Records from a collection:
## START
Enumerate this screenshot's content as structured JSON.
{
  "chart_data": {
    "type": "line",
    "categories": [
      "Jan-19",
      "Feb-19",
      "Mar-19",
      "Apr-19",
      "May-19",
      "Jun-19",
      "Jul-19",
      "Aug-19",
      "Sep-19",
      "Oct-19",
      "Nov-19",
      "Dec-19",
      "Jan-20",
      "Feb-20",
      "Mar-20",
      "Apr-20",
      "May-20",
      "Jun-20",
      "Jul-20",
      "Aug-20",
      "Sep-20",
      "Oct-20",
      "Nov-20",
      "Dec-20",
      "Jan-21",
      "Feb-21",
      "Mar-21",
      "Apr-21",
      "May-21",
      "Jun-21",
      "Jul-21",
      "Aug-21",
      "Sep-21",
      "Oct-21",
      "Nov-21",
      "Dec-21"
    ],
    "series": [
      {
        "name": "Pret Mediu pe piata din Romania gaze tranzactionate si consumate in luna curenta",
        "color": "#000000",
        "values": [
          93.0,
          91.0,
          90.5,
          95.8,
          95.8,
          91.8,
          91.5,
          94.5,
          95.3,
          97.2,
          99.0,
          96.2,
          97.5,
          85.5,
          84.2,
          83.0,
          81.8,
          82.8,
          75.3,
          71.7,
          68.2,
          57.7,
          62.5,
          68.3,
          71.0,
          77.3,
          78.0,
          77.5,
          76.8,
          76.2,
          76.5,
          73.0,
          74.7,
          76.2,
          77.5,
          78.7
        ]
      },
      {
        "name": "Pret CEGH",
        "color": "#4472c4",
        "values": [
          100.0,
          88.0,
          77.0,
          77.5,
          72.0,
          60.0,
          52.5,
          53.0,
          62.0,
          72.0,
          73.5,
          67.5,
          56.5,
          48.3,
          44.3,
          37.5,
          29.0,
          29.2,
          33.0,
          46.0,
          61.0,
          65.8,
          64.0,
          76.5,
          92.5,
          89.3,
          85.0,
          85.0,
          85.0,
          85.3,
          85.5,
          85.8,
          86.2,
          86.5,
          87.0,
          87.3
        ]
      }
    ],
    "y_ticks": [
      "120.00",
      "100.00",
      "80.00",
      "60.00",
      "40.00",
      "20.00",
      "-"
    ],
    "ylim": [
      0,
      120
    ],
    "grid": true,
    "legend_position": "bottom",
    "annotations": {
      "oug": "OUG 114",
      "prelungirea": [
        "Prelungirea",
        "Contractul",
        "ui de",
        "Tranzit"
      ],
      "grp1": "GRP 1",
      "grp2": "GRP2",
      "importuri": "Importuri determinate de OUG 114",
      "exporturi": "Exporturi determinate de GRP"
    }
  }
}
## END
### Stated task
Output all records verbatim.

### Result below
Enumerate this screenshot's content as structured JSON.
{
  "chart_data": {
    "type": "line",
    "categories": [
      "Jan-19",
      "Feb-19",
      "Mar-19",
      "Apr-19",
      "May-19",
      "Jun-19",
      "Jul-19",
      "Aug-19",
      "Sep-19",
      "Oct-19",
      "Nov-19",
      "Dec-19",
      "Jan-20",
      "Feb-20",
      "Mar-20",
      "Apr-20",
      "May-20",
      "Jun-20",
      "Jul-20",
      "Aug-20",
      "Sep-20",
      "Oct-20",
      "Nov-20",
      "Dec-20",
      "Jan-21",
      "Feb-21",
      "Mar-21",
      "Apr-21",
      "May-21",
      "Jun-21",
      "Jul-21",
      "Aug-21",
      "Sep-21",
      "Oct-21",
      "Nov-21",
      "Dec-21"
    ],
    "series": [
      {
        "name": "Pret Mediu pe piata din Romania gaze tranzactionate si consumate in luna curenta",
        "color": "#000000",
        "values": [
          93.0,
          91.0,
          90.5,
          95.8,
          95.8,
          91.8,
          91.5,
          94.5,
          95.3,
          97.2,
          99.0,
          96.2,
          97.5,
          85.5,
          84.2,
          83.0,
          81.8,
          82.8,
          75.3,
          71.7,
          68.2,
          57.7,
          62.5,
          68.3,
          71.0,
          77.3,
          78.0,
          77.5,
          76.8,
          76.2,
          76.5,
          73.0,
          74.7,
          76.2,
          77.5,
          78.7
        ]
      },
      {
        "name": "Pret CEGH",
        "color": "#4472c4",
        "values": [
          100.0,
          88.0,
          77.0,
          77.5,
          72.0,
          60.0,
          52.5,
          53.0,
          62.0,
          72.0,
          73.5,
          67.5,
          56.5,
          48.3,
          44.3,
          37.5,
          29.0,
          29.2,
          33.0,
          46.0,
          61.0,
          65.8,
          64.0,
          76.5,
          92.5,
          89.3,
          85.0,
          85.0,
          85.0,
          85.3,
          85.5,
          85.8,
          86.2,
          86.5,
          87.0,
          87.3
        ]
      }
    ],
    "y_ticks": [
      "120.00",
      "100.00",
      "80.00",
      "60.00",
      "40.00",
      "20.00",
      "-"
    ],
    "ylim": [
      0,
      120
    ],
    "grid": true,
    "legend_position": "bottom",
    "annotations": {
      "oug": "OUG 114",
      "prelungirea": [
        "Prelungirea",
        "Contractul",
        "ui de",
        "Tranzit"
      ],
      "grp1": "GRP 1",
      "grp2": "GRP2",
      "importuri": "Importuri determinate de OUG 114",
      "exporturi": "Exporturi determinate de GRP"
    }
  }
}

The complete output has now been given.